Given instruction – Restate the records below word for word, and omit the images they hold.

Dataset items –
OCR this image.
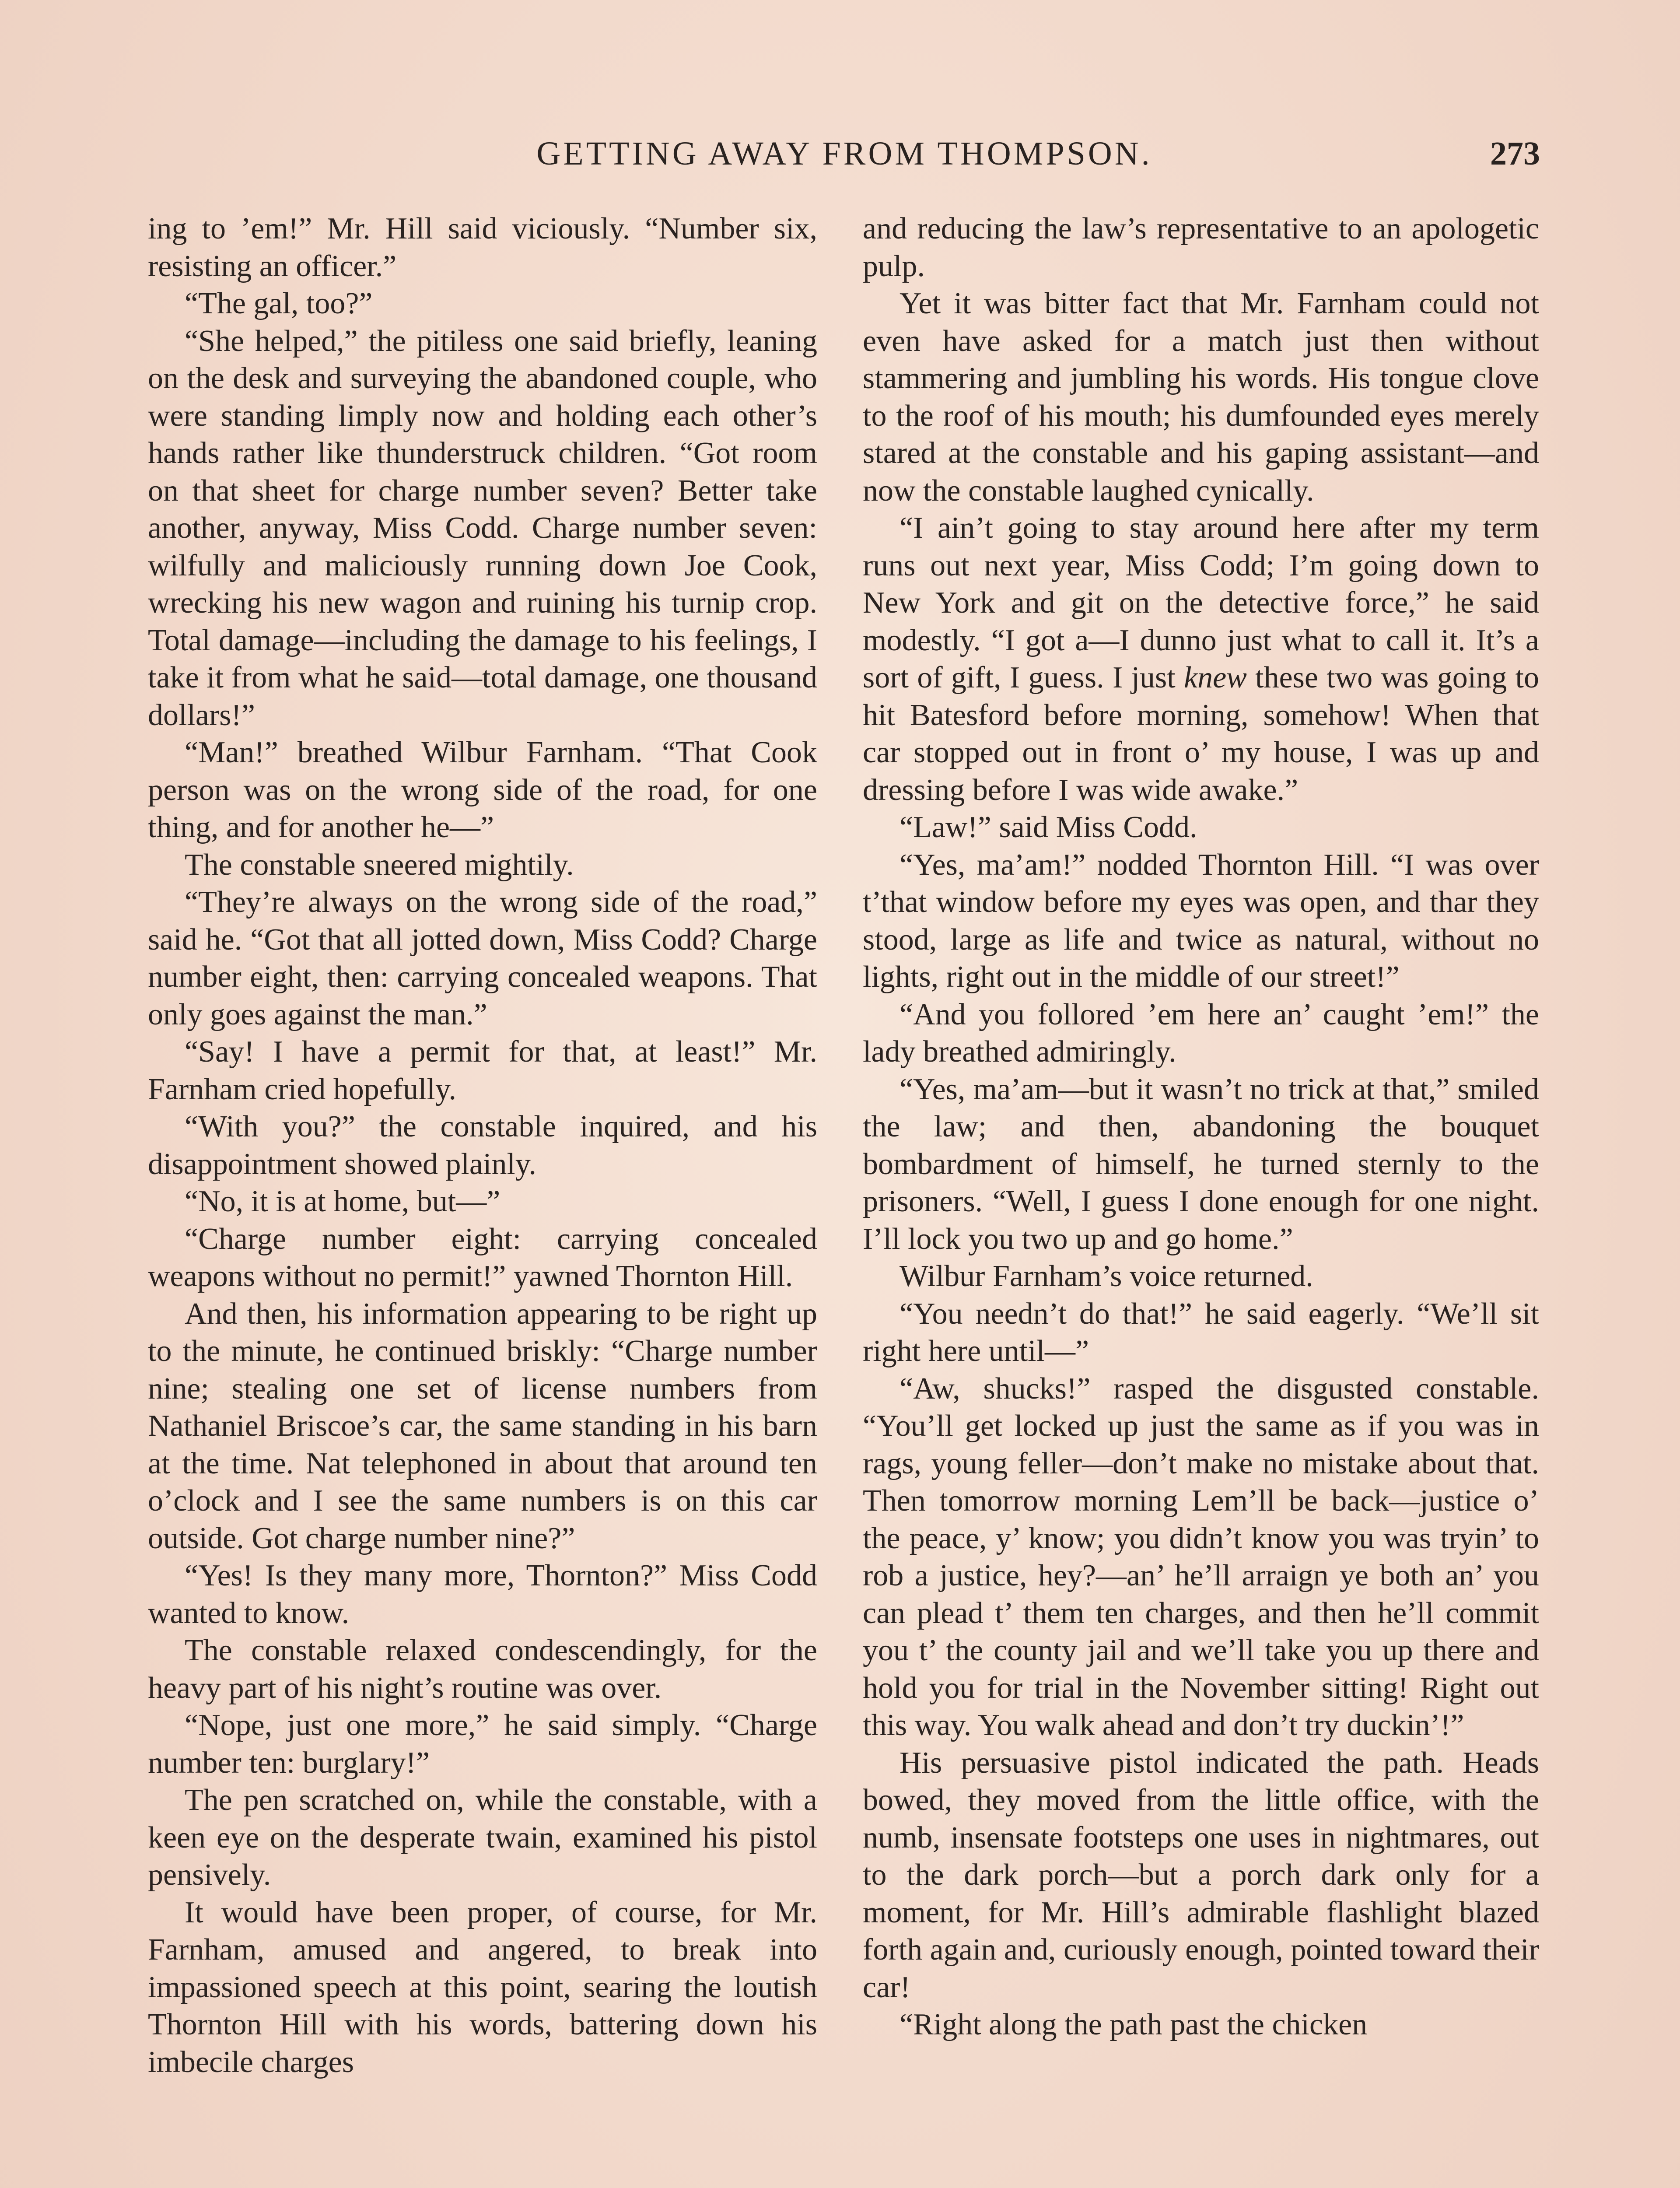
GETTING AWAY FROM THOMPSON.	273

ing to ’em!” Mr. Hill said viciously. “Number six, resisting an officer.”

“The gal, too?”

“She helped,” the pitiless one said briefly, leaning on the desk and surveying the abandoned couple, who were standing limply now and holding each other’s hands rather like thunderstruck children. “Got room on that sheet for charge number seven? Better take another, anyway, Miss Codd. Charge number seven: wilfully and maliciously running down Joe Cook, wrecking his new wagon and ruining his turnip crop. Total damage—including the damage to his feelings, I take it from what he said—total damage, one thousand dollars!”

“Man!” breathed Wilbur Farnham. “That Cook person was on the wrong side of the road, for one thing, and for another he—”

The constable sneered mightily.

“They’re always on the wrong side of the road,” said he. “Got that all jotted down, Miss Codd? Charge number eight, then: carrying concealed weapons. That only goes against the man.”

“Say! I have a permit for that, at least!” Mr. Farnham cried hopefully.

“With you?” the constable inquired, and his disappointment showed plainly.

“No, it is at home, but—”

“Charge number eight: carrying concealed weapons without no permit!” yawned Thornton Hill.

And then, his information appearing to be right up to the minute, he continued briskly: “Charge number nine; stealing one set of license numbers from Nathaniel Briscoe’s car, the same standing in his barn at the time. Nat telephoned in about that around ten o’clock and I see the same numbers is on this car outside. Got charge number nine?”

“Yes! Is they many more, Thornton?” Miss Codd wanted to know.

The constable relaxed condescendingly, for the heavy part of his night’s routine was over.

“Nope, just one more,” he said simply. “Charge number ten: burglary!”

The pen scratched on, while the constable, with a keen eye on the desperate twain, examined his pistol pensively.

It would have been proper, of course, for Mr. Farnham, amused and angered, to break into impassioned speech at this point, searing the loutish Thornton Hill with his words, battering down his imbecile charges

and reducing the law’s representative to an apologetic pulp.

Yet it was bitter fact that Mr. Farnham could not even have asked for a match just then without stammering and jumbling his words. His tongue clove to the roof of his mouth; his dumfounded eyes merely stared at the constable and his gaping assistant—and now the constable laughed cynically.

“I ain’t going to stay around here after my term runs out next year, Miss Codd; I’m going down to New York and git on the detective force,” he said modestly. “I got a—I dunno just what to call it. It’s a sort of gift, I guess. I just knew these two was going to hit Batesford before morning, somehow! When that car stopped out in front o’ my house, I was up and dressing before I was wide awake.”

“Law!” said Miss Codd.

“Yes, ma’am!” nodded Thornton Hill. “I was over t’that window before my eyes was open, and thar they stood, large as life and twice as natural, without no lights, right out in the middle of our street!”

“And you follored ’em here an’ caught ’em!” the lady breathed admiringly.

“Yes, ma’am—but it wasn’t no trick at that,” smiled the law; and then, abandoning the bouquet bombardment of himself, he turned sternly to the prisoners. “Well, I guess I done enough for one night. I’ll lock you two up and go home.”

Wilbur Farnham’s voice returned.

“You needn’t do that!” he said eagerly. “We’ll sit right here until—”

“Aw, shucks!” rasped the disgusted constable. “You’ll get locked up just the same as if you was in rags, young feller—don’t make no mistake about that. Then tomorrow morning Lem’ll be back—justice o’ the peace, y’ know; you didn’t know you was tryin’ to rob a justice, hey?—an’ he’ll arraign ye both an’ you can plead t’ them ten charges, and then he’ll commit you t’ the county jail and we’ll take you up there and hold you for trial in the November sitting! Right out this way. You walk ahead and don’t try duckin’!”

His persuasive pistol indicated the path. Heads bowed, they moved from the little office, with the numb, insensate footsteps one uses in nightmares, out to the dark porch—but a porch dark only for a moment, for Mr. Hill’s admirable flashlight blazed forth again and, curiously enough, pointed toward their car!

“Right along the path past the chicken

Full answer –
OCR this image.
GETTING AWAY FROM THOMPSON.	273

ing to ’em!” Mr. Hill said viciously. “Number six, resisting an officer.”

“The gal, too?”

“She helped,” the pitiless one said briefly, leaning on the desk and surveying the abandoned couple, who were standing limply now and holding each other’s hands rather like thunderstruck children. “Got room on that sheet for charge number seven? Better take another, anyway, Miss Codd. Charge number seven: wilfully and maliciously running down Joe Cook, wrecking his new wagon and ruining his turnip crop. Total damage—including the damage to his feelings, I take it from what he said—total damage, one thousand dollars!”

“Man!” breathed Wilbur Farnham. “That Cook person was on the wrong side of the road, for one thing, and for another he—”

The constable sneered mightily.

“They’re always on the wrong side of the road,” said he. “Got that all jotted down, Miss Codd? Charge number eight, then: carrying concealed weapons. That only goes against the man.”

“Say! I have a permit for that, at least!” Mr. Farnham cried hopefully.

“With you?” the constable inquired, and his disappointment showed plainly.

“No, it is at home, but—”

“Charge number eight: carrying concealed weapons without no permit!” yawned Thornton Hill.

And then, his information appearing to be right up to the minute, he continued briskly: “Charge number nine; stealing one set of license numbers from Nathaniel Briscoe’s car, the same standing in his barn at the time. Nat telephoned in about that around ten o’clock and I see the same numbers is on this car outside. Got charge number nine?”

“Yes! Is they many more, Thornton?” Miss Codd wanted to know.

The constable relaxed condescendingly, for the heavy part of his night’s routine was over.

“Nope, just one more,” he said simply. “Charge number ten: burglary!”

The pen scratched on, while the constable, with a keen eye on the desperate twain, examined his pistol pensively.

It would have been proper, of course, for Mr. Farnham, amused and angered, to break into impassioned speech at this point, searing the loutish Thornton Hill with his words, battering down his imbecile charges

and reducing the law’s representative to an apologetic pulp.

Yet it was bitter fact that Mr. Farnham could not even have asked for a match just then without stammering and jumbling his words. His tongue clove to the roof of his mouth; his dumfounded eyes merely stared at the constable and his gaping assistant—and now the constable laughed cynically.

“I ain’t going to stay around here after my term runs out next year, Miss Codd; I’m going down to New York and git on the detective force,” he said modestly. “I got a—I dunno just what to call it. It’s a sort of gift, I guess. I just knew these two was going to hit Batesford before morning, somehow! When that car stopped out in front o’ my house, I was up and dressing before I was wide awake.”

“Law!” said Miss Codd.

“Yes, ma’am!” nodded Thornton Hill. “I was over t’that window before my eyes was open, and thar they stood, large as life and twice as natural, without no lights, right out in the middle of our street!”

“And you follored ’em here an’ caught ’em!” the lady breathed admiringly.

“Yes, ma’am—but it wasn’t no trick at that,” smiled the law; and then, abandoning the bouquet bombardment of himself, he turned sternly to the prisoners. “Well, I guess I done enough for one night. I’ll lock you two up and go home.”

Wilbur Farnham’s voice returned.

“You needn’t do that!” he said eagerly. “We’ll sit right here until—”

“Aw, shucks!” rasped the disgusted constable. “You’ll get locked up just the same as if you was in rags, young feller—don’t make no mistake about that. Then tomorrow morning Lem’ll be back—justice o’ the peace, y’ know; you didn’t know you was tryin’ to rob a justice, hey?—an’ he’ll arraign ye both an’ you can plead t’ them ten charges, and then he’ll commit you t’ the county jail and we’ll take you up there and hold you for trial in the November sitting! Right out this way. You walk ahead and don’t try duckin’!”

His persuasive pistol indicated the path. Heads bowed, they moved from the little office, with the numb, insensate footsteps one uses in nightmares, out to the dark porch—but a porch dark only for a moment, for Mr. Hill’s admirable flashlight blazed forth again and, curiously enough, pointed toward their car!

“Right along the path past the chicken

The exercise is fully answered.